* WRITTEN REQUEST: The entries below should be transcribed in their entirety, exactly as written.

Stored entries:
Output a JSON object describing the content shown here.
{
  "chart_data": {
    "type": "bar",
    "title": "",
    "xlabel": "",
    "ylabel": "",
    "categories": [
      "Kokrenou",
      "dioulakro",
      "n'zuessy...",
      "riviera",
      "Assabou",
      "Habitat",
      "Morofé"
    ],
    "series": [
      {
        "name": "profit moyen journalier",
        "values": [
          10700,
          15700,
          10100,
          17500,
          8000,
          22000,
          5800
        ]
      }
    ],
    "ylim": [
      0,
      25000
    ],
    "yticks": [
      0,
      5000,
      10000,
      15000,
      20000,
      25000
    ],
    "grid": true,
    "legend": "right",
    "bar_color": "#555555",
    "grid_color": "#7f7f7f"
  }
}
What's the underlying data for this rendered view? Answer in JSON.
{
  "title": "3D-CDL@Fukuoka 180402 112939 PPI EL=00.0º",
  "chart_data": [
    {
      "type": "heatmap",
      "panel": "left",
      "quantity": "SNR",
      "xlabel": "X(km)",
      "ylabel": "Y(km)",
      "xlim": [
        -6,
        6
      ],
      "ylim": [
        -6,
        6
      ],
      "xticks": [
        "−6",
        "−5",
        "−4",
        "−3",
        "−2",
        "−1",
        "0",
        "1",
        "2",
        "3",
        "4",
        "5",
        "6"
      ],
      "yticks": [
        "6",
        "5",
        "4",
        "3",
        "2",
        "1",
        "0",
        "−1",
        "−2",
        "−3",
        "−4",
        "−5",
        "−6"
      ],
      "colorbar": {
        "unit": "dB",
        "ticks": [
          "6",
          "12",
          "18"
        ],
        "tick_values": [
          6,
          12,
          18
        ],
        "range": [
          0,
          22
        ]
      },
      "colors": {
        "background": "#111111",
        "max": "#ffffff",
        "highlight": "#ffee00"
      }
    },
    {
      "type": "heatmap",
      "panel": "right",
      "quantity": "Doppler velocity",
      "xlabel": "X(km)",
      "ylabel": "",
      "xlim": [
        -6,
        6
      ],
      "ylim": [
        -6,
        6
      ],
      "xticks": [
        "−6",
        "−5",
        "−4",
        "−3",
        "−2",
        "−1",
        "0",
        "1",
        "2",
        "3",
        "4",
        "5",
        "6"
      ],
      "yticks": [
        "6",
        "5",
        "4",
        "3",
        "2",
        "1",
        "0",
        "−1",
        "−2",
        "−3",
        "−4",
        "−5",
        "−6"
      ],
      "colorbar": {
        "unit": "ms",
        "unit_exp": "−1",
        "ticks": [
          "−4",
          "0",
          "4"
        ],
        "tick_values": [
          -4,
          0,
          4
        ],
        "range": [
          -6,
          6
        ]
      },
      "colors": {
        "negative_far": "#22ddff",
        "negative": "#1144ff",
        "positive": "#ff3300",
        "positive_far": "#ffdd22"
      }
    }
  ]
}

* FINAL ANSWER:
Output a JSON object describing the content shown here.
{
  "chart_data": {
    "type": "bar",
    "title": "",
    "xlabel": "",
    "ylabel": "",
    "categories": [
      "Kokrenou",
      "dioulakro",
      "n'zuessy...",
      "riviera",
      "Assabou",
      "Habitat",
      "Morofé"
    ],
    "series": [
      {
        "name": "profit moyen journalier",
        "values": [
          10700,
          15700,
          10100,
          17500,
          8000,
          22000,
          5800
        ]
      }
    ],
    "ylim": [
      0,
      25000
    ],
    "yticks": [
      0,
      5000,
      10000,
      15000,
      20000,
      25000
    ],
    "grid": true,
    "legend": "right",
    "bar_color": "#555555",
    "grid_color": "#7f7f7f"
  }
}
What's the underlying data for this rendered view? Answer in JSON.
{
  "title": "3D-CDL@Fukuoka 180402 112939 PPI EL=00.0º",
  "chart_data": [
    {
      "type": "heatmap",
      "panel": "left",
      "quantity": "SNR",
      "xlabel": "X(km)",
      "ylabel": "Y(km)",
      "xlim": [
        -6,
        6
      ],
      "ylim": [
        -6,
        6
      ],
      "xticks": [
        "−6",
        "−5",
        "−4",
        "−3",
        "−2",
        "−1",
        "0",
        "1",
        "2",
        "3",
        "4",
        "5",
        "6"
      ],
      "yticks": [
        "6",
        "5",
        "4",
        "3",
        "2",
        "1",
        "0",
        "−1",
        "−2",
        "−3",
        "−4",
        "−5",
        "−6"
      ],
      "colorbar": {
        "unit": "dB",
        "ticks": [
          "6",
          "12",
          "18"
        ],
        "tick_values": [
          6,
          12,
          18
        ],
        "range": [
          0,
          22
        ]
      },
      "colors": {
        "background": "#111111",
        "max": "#ffffff",
        "highlight": "#ffee00"
      }
    },
    {
      "type": "heatmap",
      "panel": "right",
      "quantity": "Doppler velocity",
      "xlabel": "X(km)",
      "ylabel": "",
      "xlim": [
        -6,
        6
      ],
      "ylim": [
        -6,
        6
      ],
      "xticks": [
        "−6",
        "−5",
        "−4",
        "−3",
        "−2",
        "−1",
        "0",
        "1",
        "2",
        "3",
        "4",
        "5",
        "6"
      ],
      "yticks": [
        "6",
        "5",
        "4",
        "3",
        "2",
        "1",
        "0",
        "−1",
        "−2",
        "−3",
        "−4",
        "−5",
        "−6"
      ],
      "colorbar": {
        "unit": "ms",
        "unit_exp": "−1",
        "ticks": [
          "−4",
          "0",
          "4"
        ],
        "tick_values": [
          -4,
          0,
          4
        ],
        "range": [
          -6,
          6
        ]
      },
      "colors": {
        "negative_far": "#22ddff",
        "negative": "#1144ff",
        "positive": "#ff3300",
        "positive_far": "#ffdd22"
      }
    }
  ]
}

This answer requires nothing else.